__DIRECTIONS__. In the following material, identify every line holding the string "structured" and return it.
---------- WORKING DATA
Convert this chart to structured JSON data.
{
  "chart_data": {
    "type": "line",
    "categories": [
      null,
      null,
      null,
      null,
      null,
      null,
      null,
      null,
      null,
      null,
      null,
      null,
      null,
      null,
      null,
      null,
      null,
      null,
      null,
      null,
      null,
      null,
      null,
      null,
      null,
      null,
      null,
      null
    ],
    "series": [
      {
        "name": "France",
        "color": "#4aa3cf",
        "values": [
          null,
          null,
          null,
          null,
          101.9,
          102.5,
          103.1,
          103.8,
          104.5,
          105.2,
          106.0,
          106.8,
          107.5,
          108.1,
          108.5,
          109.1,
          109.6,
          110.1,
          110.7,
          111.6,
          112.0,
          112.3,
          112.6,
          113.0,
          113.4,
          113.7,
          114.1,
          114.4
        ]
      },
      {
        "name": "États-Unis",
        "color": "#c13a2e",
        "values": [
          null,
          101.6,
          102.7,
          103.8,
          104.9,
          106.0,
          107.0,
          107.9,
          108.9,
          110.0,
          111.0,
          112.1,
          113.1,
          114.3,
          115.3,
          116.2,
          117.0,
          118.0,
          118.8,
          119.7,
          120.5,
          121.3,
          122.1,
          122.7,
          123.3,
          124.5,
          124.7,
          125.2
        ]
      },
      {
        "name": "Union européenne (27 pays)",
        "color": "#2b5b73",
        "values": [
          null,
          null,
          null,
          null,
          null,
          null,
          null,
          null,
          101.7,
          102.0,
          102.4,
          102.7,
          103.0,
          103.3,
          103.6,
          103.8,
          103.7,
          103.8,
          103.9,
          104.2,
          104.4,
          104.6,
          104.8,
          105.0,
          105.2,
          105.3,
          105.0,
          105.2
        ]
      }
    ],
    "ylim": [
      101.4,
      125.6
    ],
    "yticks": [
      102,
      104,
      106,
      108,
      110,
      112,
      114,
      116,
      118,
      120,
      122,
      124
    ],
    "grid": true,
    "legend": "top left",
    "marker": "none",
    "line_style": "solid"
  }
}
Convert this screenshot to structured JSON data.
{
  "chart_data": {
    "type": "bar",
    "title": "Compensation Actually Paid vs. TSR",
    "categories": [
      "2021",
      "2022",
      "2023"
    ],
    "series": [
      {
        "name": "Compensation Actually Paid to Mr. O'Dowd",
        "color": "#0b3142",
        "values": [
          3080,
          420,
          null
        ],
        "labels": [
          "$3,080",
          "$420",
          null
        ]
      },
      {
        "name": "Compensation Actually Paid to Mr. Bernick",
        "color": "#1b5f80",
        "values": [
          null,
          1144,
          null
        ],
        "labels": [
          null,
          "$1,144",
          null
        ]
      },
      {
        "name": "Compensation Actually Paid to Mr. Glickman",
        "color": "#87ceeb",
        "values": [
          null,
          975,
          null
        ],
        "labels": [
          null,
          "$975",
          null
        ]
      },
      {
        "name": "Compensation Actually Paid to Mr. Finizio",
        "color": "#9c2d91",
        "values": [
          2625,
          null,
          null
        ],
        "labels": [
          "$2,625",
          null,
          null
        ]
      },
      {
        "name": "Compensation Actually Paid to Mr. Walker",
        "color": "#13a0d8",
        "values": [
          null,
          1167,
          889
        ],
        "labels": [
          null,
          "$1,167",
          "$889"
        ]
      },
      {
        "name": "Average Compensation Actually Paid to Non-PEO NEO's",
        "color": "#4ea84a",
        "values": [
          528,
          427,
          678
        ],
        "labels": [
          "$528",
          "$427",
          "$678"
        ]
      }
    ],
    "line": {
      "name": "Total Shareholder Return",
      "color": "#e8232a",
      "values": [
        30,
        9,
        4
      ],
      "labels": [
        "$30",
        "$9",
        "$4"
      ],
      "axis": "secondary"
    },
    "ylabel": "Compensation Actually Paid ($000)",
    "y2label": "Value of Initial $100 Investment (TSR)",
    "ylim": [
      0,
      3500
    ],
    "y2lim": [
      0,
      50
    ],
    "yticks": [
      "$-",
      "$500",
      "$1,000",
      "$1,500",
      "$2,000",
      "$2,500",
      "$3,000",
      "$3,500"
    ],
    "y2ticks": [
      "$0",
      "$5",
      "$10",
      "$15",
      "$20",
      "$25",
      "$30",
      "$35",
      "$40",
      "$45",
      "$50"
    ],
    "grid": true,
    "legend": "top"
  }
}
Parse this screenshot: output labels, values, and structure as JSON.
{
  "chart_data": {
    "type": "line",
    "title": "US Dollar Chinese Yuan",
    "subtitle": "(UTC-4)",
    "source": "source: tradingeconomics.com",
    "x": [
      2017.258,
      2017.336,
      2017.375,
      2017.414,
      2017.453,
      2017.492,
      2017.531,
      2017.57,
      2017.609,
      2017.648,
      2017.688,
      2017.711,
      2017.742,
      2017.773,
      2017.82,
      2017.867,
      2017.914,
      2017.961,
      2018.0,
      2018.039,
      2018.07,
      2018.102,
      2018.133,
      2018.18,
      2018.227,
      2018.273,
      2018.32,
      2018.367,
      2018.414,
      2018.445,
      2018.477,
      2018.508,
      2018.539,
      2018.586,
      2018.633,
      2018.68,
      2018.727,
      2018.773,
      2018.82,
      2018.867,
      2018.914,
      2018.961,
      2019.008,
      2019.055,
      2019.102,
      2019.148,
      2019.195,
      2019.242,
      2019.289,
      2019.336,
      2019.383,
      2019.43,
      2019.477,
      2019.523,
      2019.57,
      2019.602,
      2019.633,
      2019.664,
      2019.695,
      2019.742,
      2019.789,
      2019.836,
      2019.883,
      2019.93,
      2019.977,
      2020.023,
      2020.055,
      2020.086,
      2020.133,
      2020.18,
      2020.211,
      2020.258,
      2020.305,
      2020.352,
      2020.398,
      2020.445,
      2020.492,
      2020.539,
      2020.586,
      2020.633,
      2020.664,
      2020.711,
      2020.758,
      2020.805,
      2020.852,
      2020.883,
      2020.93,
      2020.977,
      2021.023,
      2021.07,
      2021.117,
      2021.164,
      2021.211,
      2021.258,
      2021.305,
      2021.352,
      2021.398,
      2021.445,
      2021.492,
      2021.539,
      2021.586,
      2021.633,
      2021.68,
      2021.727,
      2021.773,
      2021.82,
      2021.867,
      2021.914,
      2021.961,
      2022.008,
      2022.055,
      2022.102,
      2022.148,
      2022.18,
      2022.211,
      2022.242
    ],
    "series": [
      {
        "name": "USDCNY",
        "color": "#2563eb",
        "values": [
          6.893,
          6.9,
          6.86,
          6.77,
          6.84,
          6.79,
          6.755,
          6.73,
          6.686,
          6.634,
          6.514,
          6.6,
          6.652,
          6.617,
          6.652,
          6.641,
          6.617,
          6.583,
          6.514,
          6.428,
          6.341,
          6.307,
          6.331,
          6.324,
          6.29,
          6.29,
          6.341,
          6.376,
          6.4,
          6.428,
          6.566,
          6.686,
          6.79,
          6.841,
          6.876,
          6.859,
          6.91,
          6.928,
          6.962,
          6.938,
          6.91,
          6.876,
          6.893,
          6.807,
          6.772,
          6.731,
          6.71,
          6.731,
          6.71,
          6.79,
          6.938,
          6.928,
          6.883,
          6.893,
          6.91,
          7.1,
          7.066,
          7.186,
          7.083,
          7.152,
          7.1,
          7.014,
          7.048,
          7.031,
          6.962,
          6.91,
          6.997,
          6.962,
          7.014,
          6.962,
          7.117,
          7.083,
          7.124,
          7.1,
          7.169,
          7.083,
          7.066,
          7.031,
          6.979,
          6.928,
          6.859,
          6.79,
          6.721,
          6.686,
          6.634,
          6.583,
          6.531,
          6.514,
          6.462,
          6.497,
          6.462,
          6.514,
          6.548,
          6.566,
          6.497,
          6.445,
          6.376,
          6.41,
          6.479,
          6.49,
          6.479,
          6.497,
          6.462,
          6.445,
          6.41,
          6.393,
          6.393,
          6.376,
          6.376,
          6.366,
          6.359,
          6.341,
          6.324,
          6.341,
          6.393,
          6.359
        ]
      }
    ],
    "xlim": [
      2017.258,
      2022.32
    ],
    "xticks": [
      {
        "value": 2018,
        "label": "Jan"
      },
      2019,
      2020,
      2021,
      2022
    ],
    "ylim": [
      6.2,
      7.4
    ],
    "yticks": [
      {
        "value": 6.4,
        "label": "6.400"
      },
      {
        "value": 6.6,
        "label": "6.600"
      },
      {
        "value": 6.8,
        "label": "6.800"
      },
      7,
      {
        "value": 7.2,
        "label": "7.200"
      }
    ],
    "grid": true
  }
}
--------------------
__ANSWER TO THIS PROBLEM__.
Convert this chart to structured JSON data.
Convert this screenshot to structured JSON data.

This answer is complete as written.